### [TASK]
Leave out the pictures and copy everything else in the entries exactly.

### [RECORDS FOR THIS EXERCISE]
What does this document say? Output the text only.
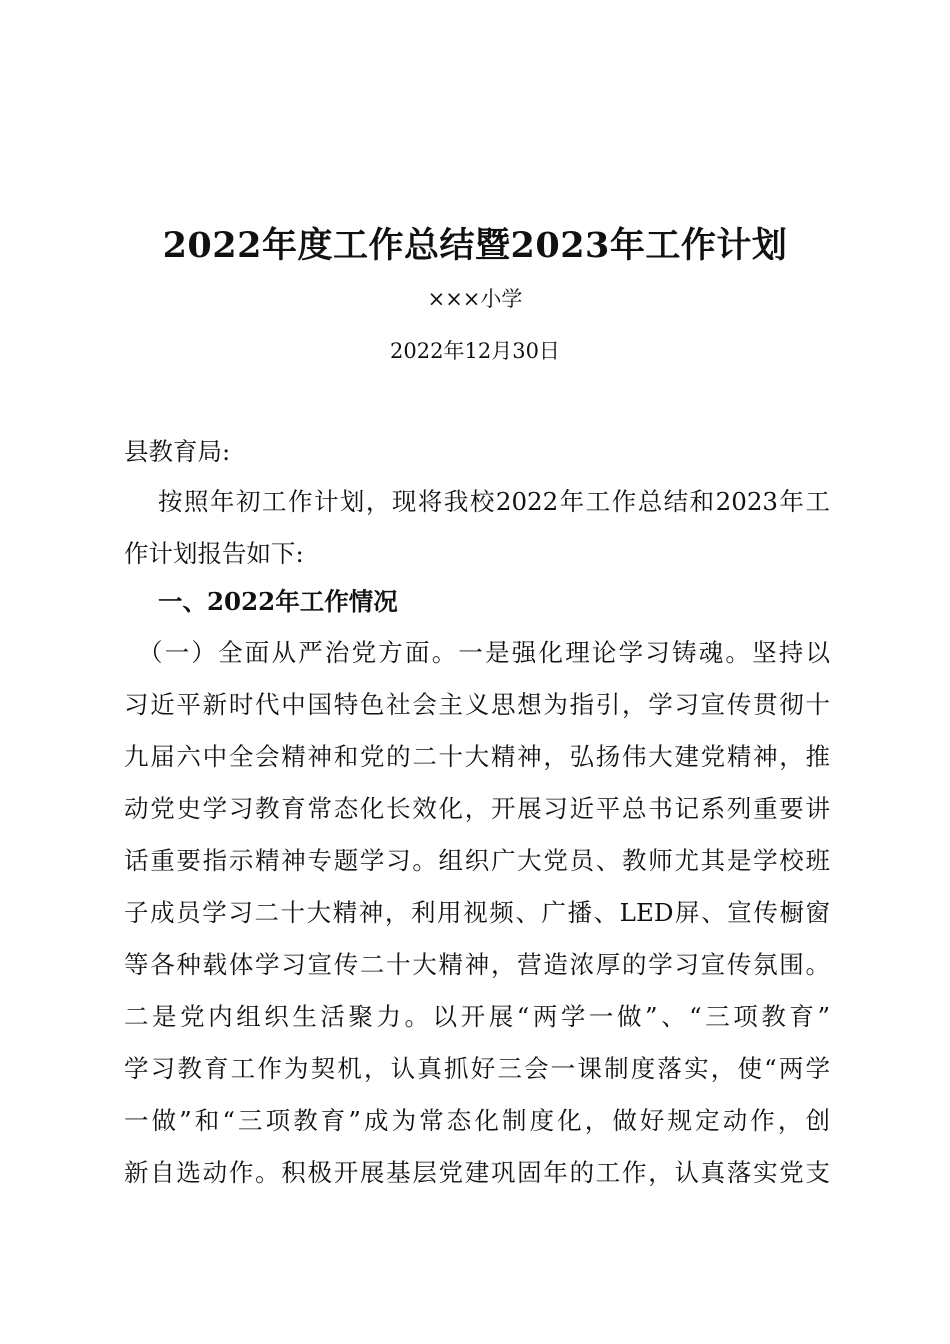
2022年度工作总结暨2023年工作计划
×××小学
2022年12月30日
县教育局:
按照年初工作计划，现将我校2022年工作总结和2023年工
作计划报告如下:
一、2022年工作情况
（一）全面从严治党方面。一是强化理论学习铸魂。坚持以
习近平新时代中国特色社会主义思想为指引，学习宣传贯彻十
九届六中全会精神和党的二十大精神，弘扬伟大建党精神，推
动党史学习教育常态化长效化，开展习近平总书记系列重要讲
话重要指示精神专题学习。组织广大党员、教师尤其是学校班
子成员学习二十大精神，利用视频、广播、LED屏、宣传橱窗
等各种载体学习宣传二十大精神，营造浓厚的学习宣传氛围。
二是党内组织生活聚力。以开展“两学一做”、“三项教育”
学习教育工作为契机，认真抓好三会一课制度落实，使“两学
一做”和“三项教育”成为常态化制度化，做好规定动作，创
新自选动作。积极开展基层党建巩固年的工作，认真落实党支
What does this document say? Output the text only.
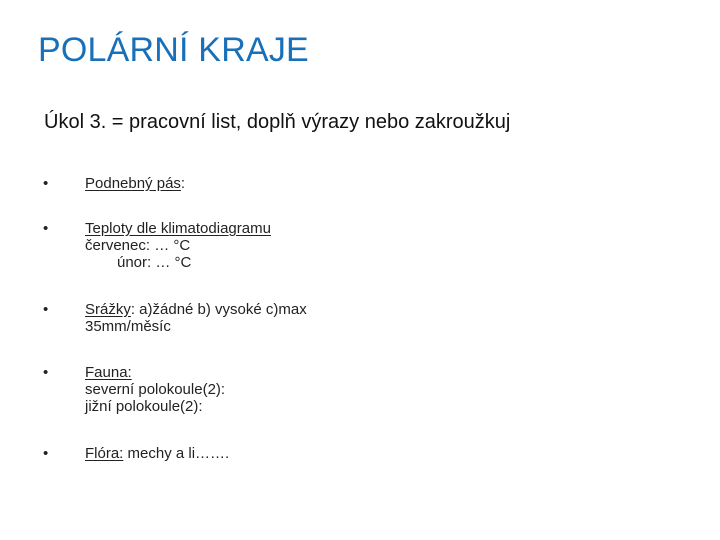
POLÁRNÍ KRAJE
Úkol 3. = pracovní list, doplň výrazy nebo zakroužkuj
• Podnebný pás:
• Teploty dle klimatodiagramu
červenec: … °C
únor: … °C
• Srážky: a)žádné b) vysoké c)max
35mm/měsíc
• Fauna:
severní polokoule(2):
jižní polokoule(2):
• Flóra: mechy a li…….
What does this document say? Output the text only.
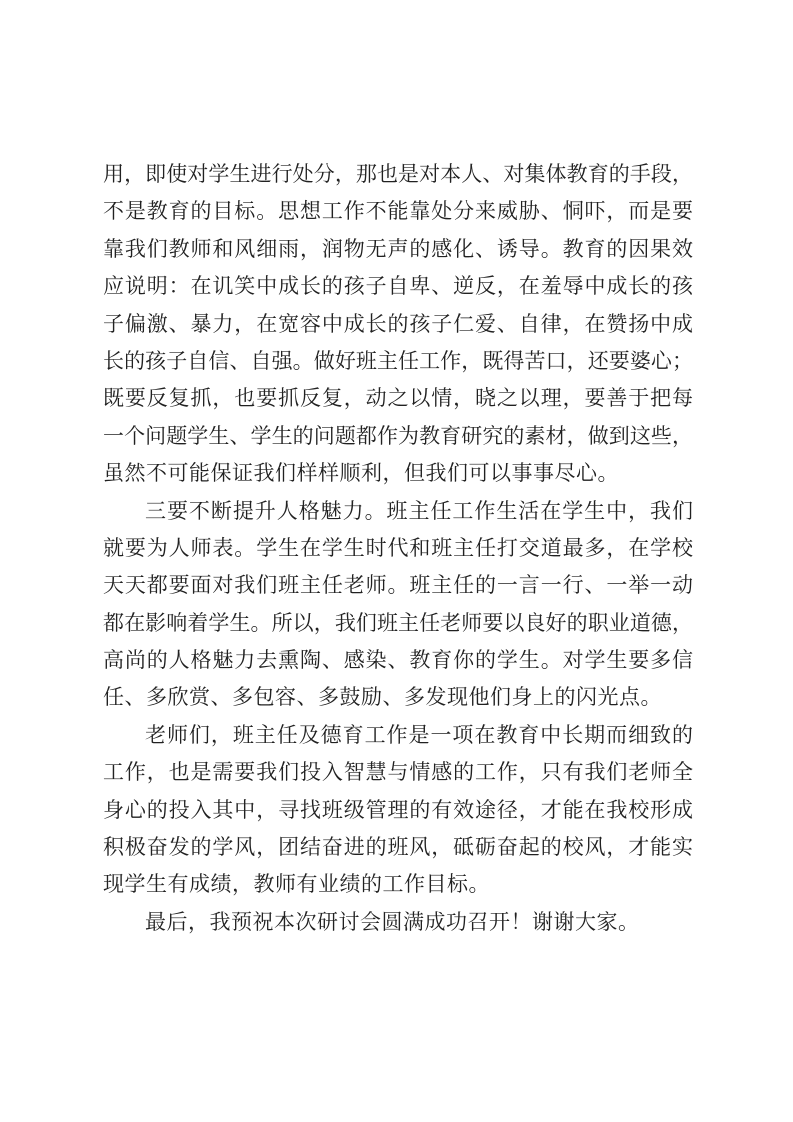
用，即使对学生进行处分，那也是对本人、对集体教育的手段，
不是教育的目标。思想工作不能靠处分来威胁、恫吓，而是要
靠我们教师和风细雨，润物无声的感化、诱导。教育的因果效
应说明：在讥笑中成长的孩子自卑、逆反，在羞辱中成长的孩
子偏激、暴力，在宽容中成长的孩子仁爱、自律，在赞扬中成
长的孩子自信、自强。做好班主任工作，既得苦口，还要婆心；
既要反复抓，也要抓反复，动之以情，晓之以理，要善于把每
一个问题学生、学生的问题都作为教育研究的素材，做到这些，
虽然不可能保证我们样样顺利，但我们可以事事尽心。
三要不断提升人格魅力。班主任工作生活在学生中，我们
就要为人师表。学生在学生时代和班主任打交道最多，在学校
天天都要面对我们班主任老师。班主任的一言一行、一举一动
都在影响着学生。所以，我们班主任老师要以良好的职业道德，
高尚的人格魅力去熏陶、感染、教育你的学生。对学生要多信
任、多欣赏、多包容、多鼓励、多发现他们身上的闪光点。
老师们，班主任及德育工作是一项在教育中长期而细致的
工作，也是需要我们投入智慧与情感的工作，只有我们老师全
身心的投入其中，寻找班级管理的有效途径，才能在我校形成
积极奋发的学风，团结奋进的班风，砥砺奋起的校风，才能实
现学生有成绩，教师有业绩的工作目标。
最后，我预祝本次研讨会圆满成功召开！谢谢大家。
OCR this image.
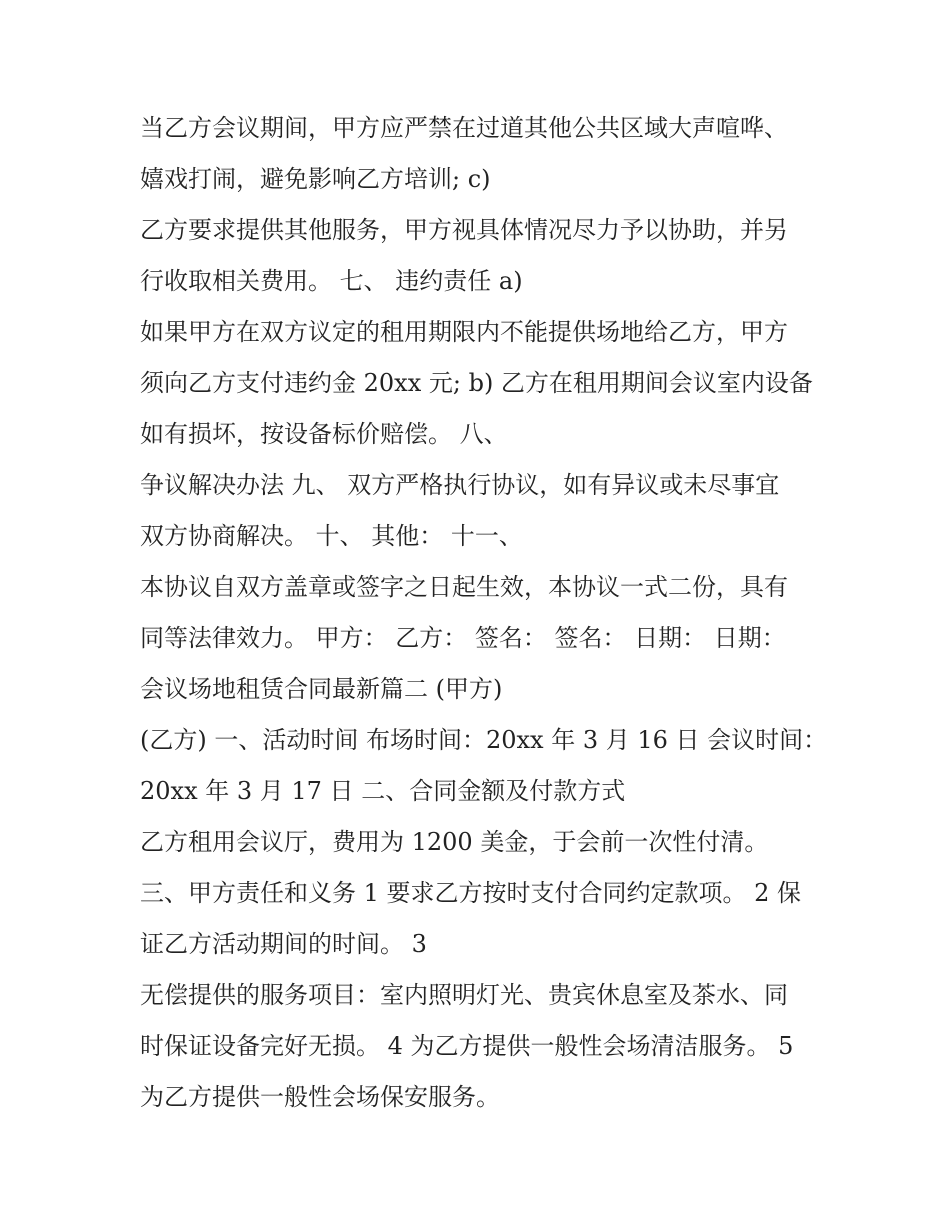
当乙方会议期间，甲方应严禁在过道其他公共区域大声喧哗、
嬉戏打闹，避免影响乙方培训; c)
乙方要求提供其他服务，甲方视具体情况尽力予以协助，并另
行收取相关费用。 七、 违约责任 a)
如果甲方在双方议定的租用期限内不能提供场地给乙方，甲方
须向乙方支付违约金 20xx 元; b) 乙方在租用期间会议室内设备
如有损坏，按设备标价赔偿。 八、
争议解决办法 九、 双方严格执行协议，如有异议或未尽事宜
双方协商解决。 十、 其他： 十一、
本协议自双方盖章或签字之日起生效，本协议一式二份，具有
同等法律效力。 甲方： 乙方： 签名： 签名： 日期： 日期：
会议场地租赁合同最新篇二 (甲方)
(乙方) 一、活动时间 布场时间：20xx 年 3 月 16 日 会议时间：
20xx 年 3 月 17 日 二、合同金额及付款方式
乙方租用会议厅，费用为 1200 美金，于会前一次性付清。
三、甲方责任和义务 1 要求乙方按时支付合同约定款项。 2 保
证乙方活动期间的时间。 3
无偿提供的服务项目：室内照明灯光、贵宾休息室及茶水、同
时保证设备完好无损。 4 为乙方提供一般性会场清洁服务。 5
为乙方提供一般性会场保安服务。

### [WRITTEN REPLY]
What does this document say? Output the text only.
2022年度工作总结暨2023年工作计划
×××小学
2022年12月30日
县教育局:
按照年初工作计划，现将我校2022年工作总结和2023年工
作计划报告如下:
一、2022年工作情况
（一）全面从严治党方面。一是强化理论学习铸魂。坚持以
习近平新时代中国特色社会主义思想为指引，学习宣传贯彻十
九届六中全会精神和党的二十大精神，弘扬伟大建党精神，推
动党史学习教育常态化长效化，开展习近平总书记系列重要讲
话重要指示精神专题学习。组织广大党员、教师尤其是学校班
子成员学习二十大精神，利用视频、广播、LED屏、宣传橱窗
等各种载体学习宣传二十大精神，营造浓厚的学习宣传氛围。
二是党内组织生活聚力。以开展“两学一做”、“三项教育”
学习教育工作为契机，认真抓好三会一课制度落实，使“两学
一做”和“三项教育”成为常态化制度化，做好规定动作，创
新自选动作。积极开展基层党建巩固年的工作，认真落实党支
What does this document say? Output the text only.
POLÁRNÍ KRAJE
Úkol 3. = pracovní list, doplň výrazy nebo zakroužkuj
• Podnebný pás:
• Teploty dle klimatodiagramu
červenec: … °C
únor: … °C
• Srážky: a)žádné b) vysoké c)max
35mm/měsíc
• Fauna:
severní polokoule(2):
jižní polokoule(2):
• Flóra: mechy a li…….
What does this document say? Output the text only.
用，即使对学生进行处分，那也是对本人、对集体教育的手段，
不是教育的目标。思想工作不能靠处分来威胁、恫吓，而是要
靠我们教师和风细雨，润物无声的感化、诱导。教育的因果效
应说明：在讥笑中成长的孩子自卑、逆反，在羞辱中成长的孩
子偏激、暴力，在宽容中成长的孩子仁爱、自律，在赞扬中成
长的孩子自信、自强。做好班主任工作，既得苦口，还要婆心；
既要反复抓，也要抓反复，动之以情，晓之以理，要善于把每
一个问题学生、学生的问题都作为教育研究的素材，做到这些，
虽然不可能保证我们样样顺利，但我们可以事事尽心。
三要不断提升人格魅力。班主任工作生活在学生中，我们
就要为人师表。学生在学生时代和班主任打交道最多，在学校
天天都要面对我们班主任老师。班主任的一言一行、一举一动
都在影响着学生。所以，我们班主任老师要以良好的职业道德，
高尚的人格魅力去熏陶、感染、教育你的学生。对学生要多信
任、多欣赏、多包容、多鼓励、多发现他们身上的闪光点。
老师们，班主任及德育工作是一项在教育中长期而细致的
工作，也是需要我们投入智慧与情感的工作，只有我们老师全
身心的投入其中，寻找班级管理的有效途径，才能在我校形成
积极奋发的学风，团结奋进的班风，砥砺奋起的校风，才能实
现学生有成绩，教师有业绩的工作目标。
最后，我预祝本次研讨会圆满成功召开！谢谢大家。
OCR this image.
当乙方会议期间，甲方应严禁在过道其他公共区域大声喧哗、
嬉戏打闹，避免影响乙方培训; c)
乙方要求提供其他服务，甲方视具体情况尽力予以协助，并另
行收取相关费用。 七、 违约责任 a)
如果甲方在双方议定的租用期限内不能提供场地给乙方，甲方
须向乙方支付违约金 20xx 元; b) 乙方在租用期间会议室内设备
如有损坏，按设备标价赔偿。 八、
争议解决办法 九、 双方严格执行协议，如有异议或未尽事宜
双方协商解决。 十、 其他： 十一、
本协议自双方盖章或签字之日起生效，本协议一式二份，具有
同等法律效力。 甲方： 乙方： 签名： 签名： 日期： 日期：
会议场地租赁合同最新篇二 (甲方)
(乙方) 一、活动时间 布场时间：20xx 年 3 月 16 日 会议时间：
20xx 年 3 月 17 日 二、合同金额及付款方式
乙方租用会议厅，费用为 1200 美金，于会前一次性付清。
三、甲方责任和义务 1 要求乙方按时支付合同约定款项。 2 保
证乙方活动期间的时间。 3
无偿提供的服务项目：室内照明灯光、贵宾休息室及茶水、同
时保证设备完好无损。 4 为乙方提供一般性会场清洁服务。 5
为乙方提供一般性会场保安服务。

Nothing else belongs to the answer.